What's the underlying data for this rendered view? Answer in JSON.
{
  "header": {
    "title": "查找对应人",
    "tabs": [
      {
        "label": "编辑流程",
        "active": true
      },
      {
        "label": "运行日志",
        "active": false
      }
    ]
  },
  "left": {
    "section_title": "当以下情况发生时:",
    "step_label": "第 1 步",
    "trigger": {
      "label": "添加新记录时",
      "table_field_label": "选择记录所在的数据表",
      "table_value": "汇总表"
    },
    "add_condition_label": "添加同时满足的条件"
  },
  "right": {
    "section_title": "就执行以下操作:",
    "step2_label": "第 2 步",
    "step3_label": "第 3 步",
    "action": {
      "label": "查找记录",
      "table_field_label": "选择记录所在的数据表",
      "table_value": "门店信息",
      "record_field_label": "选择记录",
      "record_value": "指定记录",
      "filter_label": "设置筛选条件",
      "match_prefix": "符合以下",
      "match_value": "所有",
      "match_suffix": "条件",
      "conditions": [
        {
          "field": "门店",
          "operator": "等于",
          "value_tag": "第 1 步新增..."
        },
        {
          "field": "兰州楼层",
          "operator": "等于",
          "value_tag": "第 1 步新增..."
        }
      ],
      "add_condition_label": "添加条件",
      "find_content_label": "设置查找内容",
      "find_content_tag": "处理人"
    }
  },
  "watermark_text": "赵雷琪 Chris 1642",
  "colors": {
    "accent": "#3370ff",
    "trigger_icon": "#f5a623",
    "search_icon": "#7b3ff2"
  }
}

---

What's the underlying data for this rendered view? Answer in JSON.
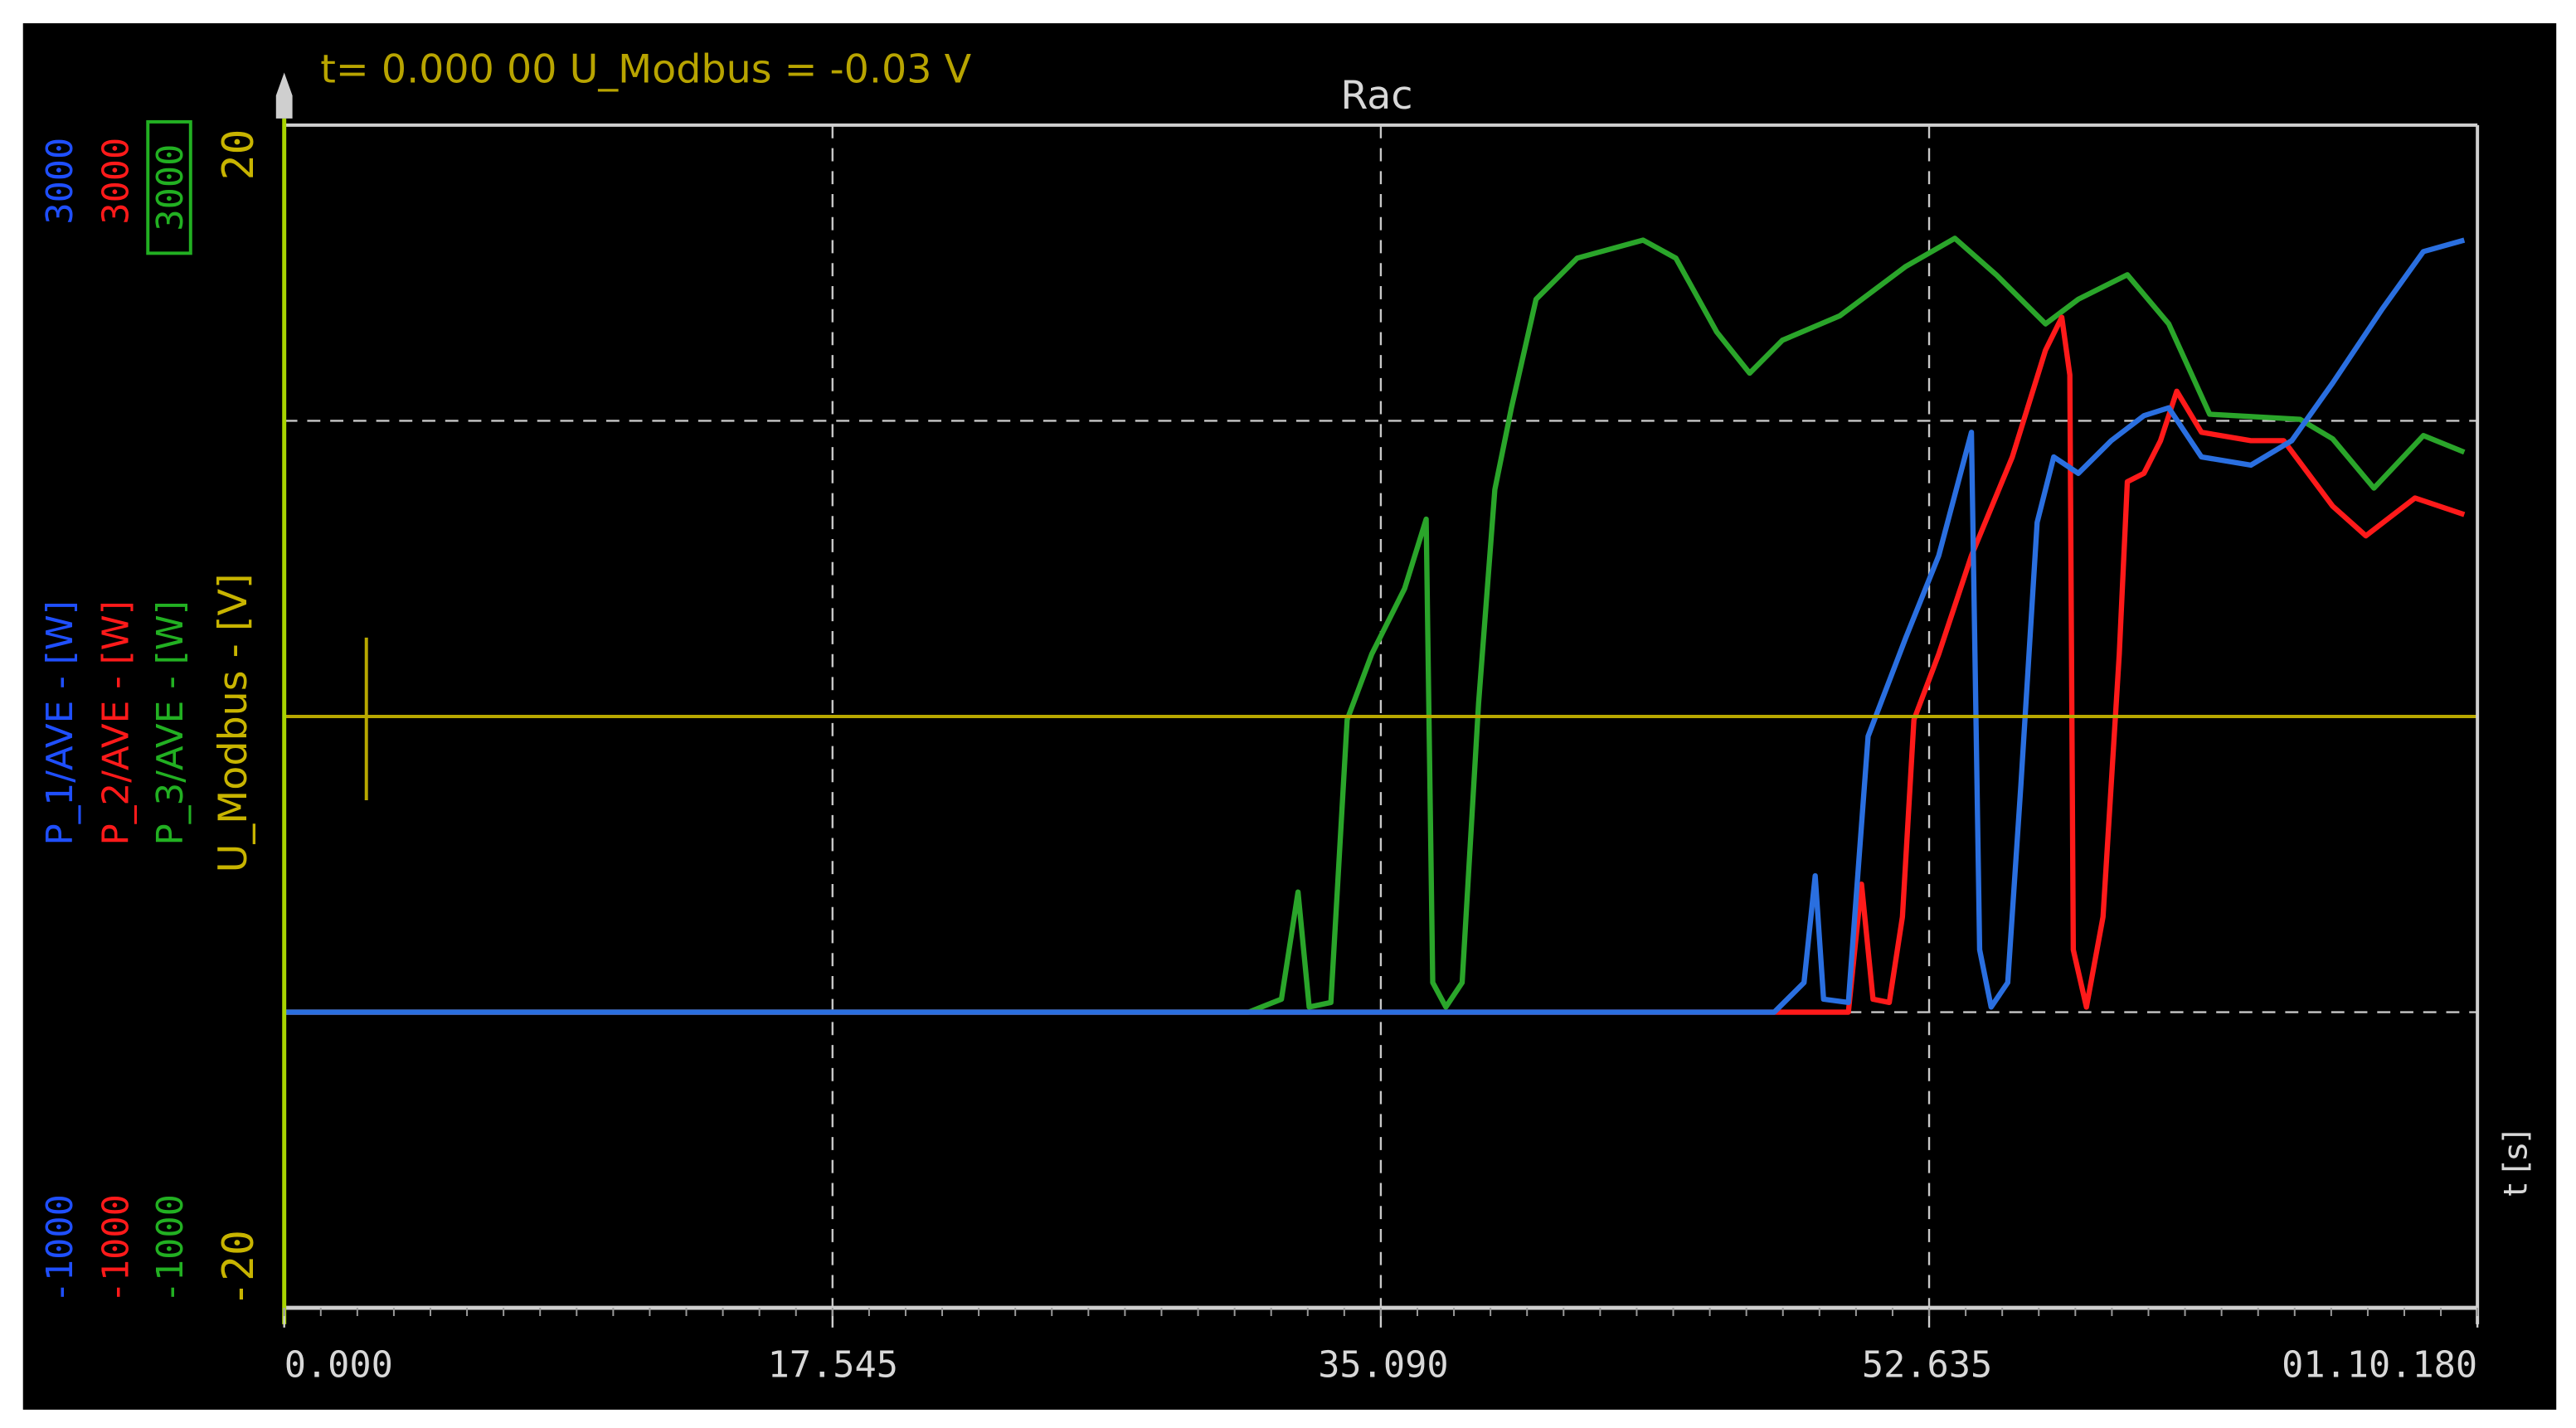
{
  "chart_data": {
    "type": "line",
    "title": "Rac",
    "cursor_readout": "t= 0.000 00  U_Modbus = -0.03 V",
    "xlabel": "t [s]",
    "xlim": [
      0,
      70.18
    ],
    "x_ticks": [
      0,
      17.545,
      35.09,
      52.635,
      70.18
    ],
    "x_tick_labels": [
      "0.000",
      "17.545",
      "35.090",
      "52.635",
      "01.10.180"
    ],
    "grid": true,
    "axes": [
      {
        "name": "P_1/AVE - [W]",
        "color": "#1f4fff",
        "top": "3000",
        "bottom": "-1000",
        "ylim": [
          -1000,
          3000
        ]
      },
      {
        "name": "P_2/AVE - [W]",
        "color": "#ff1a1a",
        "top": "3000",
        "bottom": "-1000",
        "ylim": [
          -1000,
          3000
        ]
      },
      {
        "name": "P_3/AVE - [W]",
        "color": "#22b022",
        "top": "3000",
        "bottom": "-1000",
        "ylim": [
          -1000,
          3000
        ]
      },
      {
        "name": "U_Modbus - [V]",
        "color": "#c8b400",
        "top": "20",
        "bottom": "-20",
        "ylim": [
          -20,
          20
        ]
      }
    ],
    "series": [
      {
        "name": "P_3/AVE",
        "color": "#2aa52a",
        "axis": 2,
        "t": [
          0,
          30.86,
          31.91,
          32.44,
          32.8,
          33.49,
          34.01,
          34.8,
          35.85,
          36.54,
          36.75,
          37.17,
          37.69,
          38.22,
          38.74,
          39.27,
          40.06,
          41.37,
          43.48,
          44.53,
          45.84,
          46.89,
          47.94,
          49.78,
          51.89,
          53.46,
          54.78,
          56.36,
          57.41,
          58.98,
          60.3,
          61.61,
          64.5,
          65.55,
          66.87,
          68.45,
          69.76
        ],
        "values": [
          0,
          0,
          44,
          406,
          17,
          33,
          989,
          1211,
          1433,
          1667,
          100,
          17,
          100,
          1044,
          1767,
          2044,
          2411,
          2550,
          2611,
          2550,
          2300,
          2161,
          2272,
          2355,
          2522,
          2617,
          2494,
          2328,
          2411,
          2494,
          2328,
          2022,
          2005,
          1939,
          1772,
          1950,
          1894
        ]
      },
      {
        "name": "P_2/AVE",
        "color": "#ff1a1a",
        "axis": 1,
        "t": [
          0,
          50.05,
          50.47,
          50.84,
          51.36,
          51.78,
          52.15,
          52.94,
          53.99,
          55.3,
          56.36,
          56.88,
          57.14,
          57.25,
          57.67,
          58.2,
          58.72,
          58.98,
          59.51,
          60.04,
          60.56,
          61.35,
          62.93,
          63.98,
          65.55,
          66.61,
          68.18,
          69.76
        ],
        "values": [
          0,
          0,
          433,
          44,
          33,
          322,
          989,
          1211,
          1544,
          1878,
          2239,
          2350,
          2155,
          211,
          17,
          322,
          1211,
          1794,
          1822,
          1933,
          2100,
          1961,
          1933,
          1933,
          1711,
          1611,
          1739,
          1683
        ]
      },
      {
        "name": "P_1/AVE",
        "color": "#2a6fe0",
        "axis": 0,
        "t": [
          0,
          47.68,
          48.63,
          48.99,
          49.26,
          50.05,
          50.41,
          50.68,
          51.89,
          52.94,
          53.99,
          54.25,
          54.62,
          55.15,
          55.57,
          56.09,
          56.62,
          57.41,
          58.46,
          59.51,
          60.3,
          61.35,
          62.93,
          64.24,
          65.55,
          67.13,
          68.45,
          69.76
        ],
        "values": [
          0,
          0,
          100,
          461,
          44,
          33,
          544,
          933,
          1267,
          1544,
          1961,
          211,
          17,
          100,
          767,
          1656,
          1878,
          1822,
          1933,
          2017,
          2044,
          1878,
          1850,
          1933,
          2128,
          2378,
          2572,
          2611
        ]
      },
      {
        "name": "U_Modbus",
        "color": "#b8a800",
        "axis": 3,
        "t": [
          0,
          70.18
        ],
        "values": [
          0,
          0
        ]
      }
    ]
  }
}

* Set task
Take every line from the records above that has the word "name" and copy it.

* Correct output
        "name": "P_1/AVE - [W]",
        "name": "P_2/AVE - [W]",
        "name": "P_3/AVE - [W]",
        "name": "U_Modbus - [V]",
        "name": "P_3/AVE",
        "name": "P_2/AVE",
        "name": "P_1/AVE",
        "name": "U_Modbus",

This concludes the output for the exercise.